Dataset entries
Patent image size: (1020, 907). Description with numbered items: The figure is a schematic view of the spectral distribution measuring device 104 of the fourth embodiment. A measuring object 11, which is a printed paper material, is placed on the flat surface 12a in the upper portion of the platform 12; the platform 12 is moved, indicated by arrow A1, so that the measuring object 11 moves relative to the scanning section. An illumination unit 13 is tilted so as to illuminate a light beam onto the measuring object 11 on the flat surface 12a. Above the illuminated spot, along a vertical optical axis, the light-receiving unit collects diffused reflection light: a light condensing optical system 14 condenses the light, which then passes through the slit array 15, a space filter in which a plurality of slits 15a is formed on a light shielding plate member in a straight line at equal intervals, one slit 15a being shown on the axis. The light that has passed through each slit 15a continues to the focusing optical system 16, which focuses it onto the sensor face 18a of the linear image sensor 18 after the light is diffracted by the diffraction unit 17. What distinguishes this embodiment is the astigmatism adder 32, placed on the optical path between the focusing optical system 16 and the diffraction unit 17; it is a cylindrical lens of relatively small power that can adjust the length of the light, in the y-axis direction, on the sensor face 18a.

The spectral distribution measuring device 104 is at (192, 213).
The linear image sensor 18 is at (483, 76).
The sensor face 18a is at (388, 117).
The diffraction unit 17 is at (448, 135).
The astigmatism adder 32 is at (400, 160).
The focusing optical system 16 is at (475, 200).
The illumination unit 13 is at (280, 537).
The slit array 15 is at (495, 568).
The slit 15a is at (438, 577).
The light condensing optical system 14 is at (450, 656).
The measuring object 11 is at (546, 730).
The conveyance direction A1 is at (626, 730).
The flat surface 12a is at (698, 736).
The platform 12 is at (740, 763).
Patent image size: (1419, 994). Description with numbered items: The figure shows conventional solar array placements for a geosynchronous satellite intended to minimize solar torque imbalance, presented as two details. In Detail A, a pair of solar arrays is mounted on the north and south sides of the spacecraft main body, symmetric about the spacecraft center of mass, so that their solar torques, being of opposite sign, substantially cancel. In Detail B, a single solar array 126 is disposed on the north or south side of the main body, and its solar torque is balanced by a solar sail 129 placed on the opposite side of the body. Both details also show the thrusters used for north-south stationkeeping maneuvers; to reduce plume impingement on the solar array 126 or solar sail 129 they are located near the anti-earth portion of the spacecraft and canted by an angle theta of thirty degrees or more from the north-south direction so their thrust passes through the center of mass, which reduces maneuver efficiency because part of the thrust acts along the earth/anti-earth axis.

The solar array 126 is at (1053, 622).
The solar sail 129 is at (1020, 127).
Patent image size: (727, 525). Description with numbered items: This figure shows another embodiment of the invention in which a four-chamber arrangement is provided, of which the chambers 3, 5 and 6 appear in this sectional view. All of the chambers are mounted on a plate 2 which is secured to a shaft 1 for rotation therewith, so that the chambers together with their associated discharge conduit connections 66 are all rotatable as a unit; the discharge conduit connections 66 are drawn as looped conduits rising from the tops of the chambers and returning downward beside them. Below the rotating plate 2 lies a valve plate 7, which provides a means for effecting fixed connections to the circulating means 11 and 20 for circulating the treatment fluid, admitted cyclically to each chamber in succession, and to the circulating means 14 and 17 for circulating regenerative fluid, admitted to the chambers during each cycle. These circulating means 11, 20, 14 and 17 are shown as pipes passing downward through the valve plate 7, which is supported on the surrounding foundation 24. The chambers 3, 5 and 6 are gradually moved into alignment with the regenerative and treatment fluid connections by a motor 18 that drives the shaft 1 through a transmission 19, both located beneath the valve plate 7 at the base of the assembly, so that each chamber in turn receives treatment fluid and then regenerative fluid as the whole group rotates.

EXERCISE GOAL: Write out every line of the entries above as a JSON list of strings, one string per line, leaving out blank lines.

TASK RESULT:
[
  "Patent image size: (1020, 907). Description with numbered items: The figure is a schematic view of the spectral distribution measuring device 104 of the fourth embodiment. A measuring object 11, which is a printed paper material, is placed on the flat surface 12a in the upper portion of the platform 12; the platform 12 is moved, indicated by arrow A1, so that the measuring object 11 moves relative to the scanning section. An illumination unit 13 is tilted so as to illuminate a light beam onto the measuring object 11 on the flat surface 12a. Above the illuminated spot, along a vertical optical axis, the light-receiving unit collects diffused reflection light: a light condensing optical system 14 condenses the light, which then passes through the slit array 15, a space filter in which a plurality of slits 15a is formed on a light shielding plate member in a straight line at equal intervals, one slit 15a being shown on the axis. The light that has passed through each slit 15a continues to the focusing optical system 16, which focuses it onto the sensor face 18a of the linear image sensor 18 after the light is diffracted by the diffraction unit 17. What distinguishes this embodiment is the astigmatism adder 32, placed on the optical path between the focusing optical system 16 and the diffraction unit 17; it is a cylindrical lens of relatively small power that can adjust the length of the light, in the y-axis direction, on the sensor face 18a.",
  "The spectral distribution measuring device 104 is at (192, 213).",
  "The linear image sensor 18 is at (483, 76).",
  "The sensor face 18a is at (388, 117).",
  "The diffraction unit 17 is at (448, 135).",
  "The astigmatism adder 32 is at (400, 160).",
  "The focusing optical system 16 is at (475, 200).",
  "The illumination unit 13 is at (280, 537).",
  "The slit array 15 is at (495, 568).",
  "The slit 15a is at (438, 577).",
  "The light condensing optical system 14 is at (450, 656).",
  "The measuring object 11 is at (546, 730).",
  "The conveyance direction A1 is at (626, 730).",
  "The flat surface 12a is at (698, 736).",
  "The platform 12 is at (740, 763).",
  "Patent image size: (1419, 994). Description with numbered items: The figure shows conventional solar array placements for a geosynchronous satellite intended to minimize solar torque imbalance, presented as two details. In Detail A, a pair of solar arrays is mounted on the north and south sides of the spacecraft main body, symmetric about the spacecraft center of mass, so that their solar torques, being of opposite sign, substantially cancel. In Detail B, a single solar array 126 is disposed on the north or south side of the main body, and its solar torque is balanced by a solar sail 129 placed on the opposite side of the body. Both details also show the thrusters used for north-south stationkeeping maneuvers; to reduce plume impingement on the solar array 126 or solar sail 129 they are located near the anti-earth portion of the spacecraft and canted by an angle theta of thirty degrees or more from the north-south direction so their thrust passes through the center of mass, which reduces maneuver efficiency because part of the thrust acts along the earth/anti-earth axis.",
  "The solar array 126 is at (1053, 622).",
  "The solar sail 129 is at (1020, 127).",
  "Patent image size: (727, 525). Description with numbered items: This figure shows another embodiment of the invention in which a four-chamber arrangement is provided, of which the chambers 3, 5 and 6 appear in this sectional view. All of the chambers are mounted on a plate 2 which is secured to a shaft 1 for rotation therewith, so that the chambers together with their associated discharge conduit connections 66 are all rotatable as a unit; the discharge conduit connections 66 are drawn as looped conduits rising from the tops of the chambers and returning downward beside them. Below the rotating plate 2 lies a valve plate 7, which provides a means for effecting fixed connections to the circulating means 11 and 20 for circulating the treatment fluid, admitted cyclically to each chamber in succession, and to the circulating means 14 and 17 for circulating regenerative fluid, admitted to the chambers during each cycle. These circulating means 11, 20, 14 and 17 are shown as pipes passing downward through the valve plate 7, which is supported on the surrounding foundation 24. The chambers 3, 5 and 6 are gradually moved into alignment with the regenerative and treatment fluid connections by a motor 18 that drives the shaft 1 through a transmission 19, both located beneath the valve plate 7 at the base of the assembly, so that each chamber in turn receives treatment fluid and then regenerative fluid as the whole group rotates."
]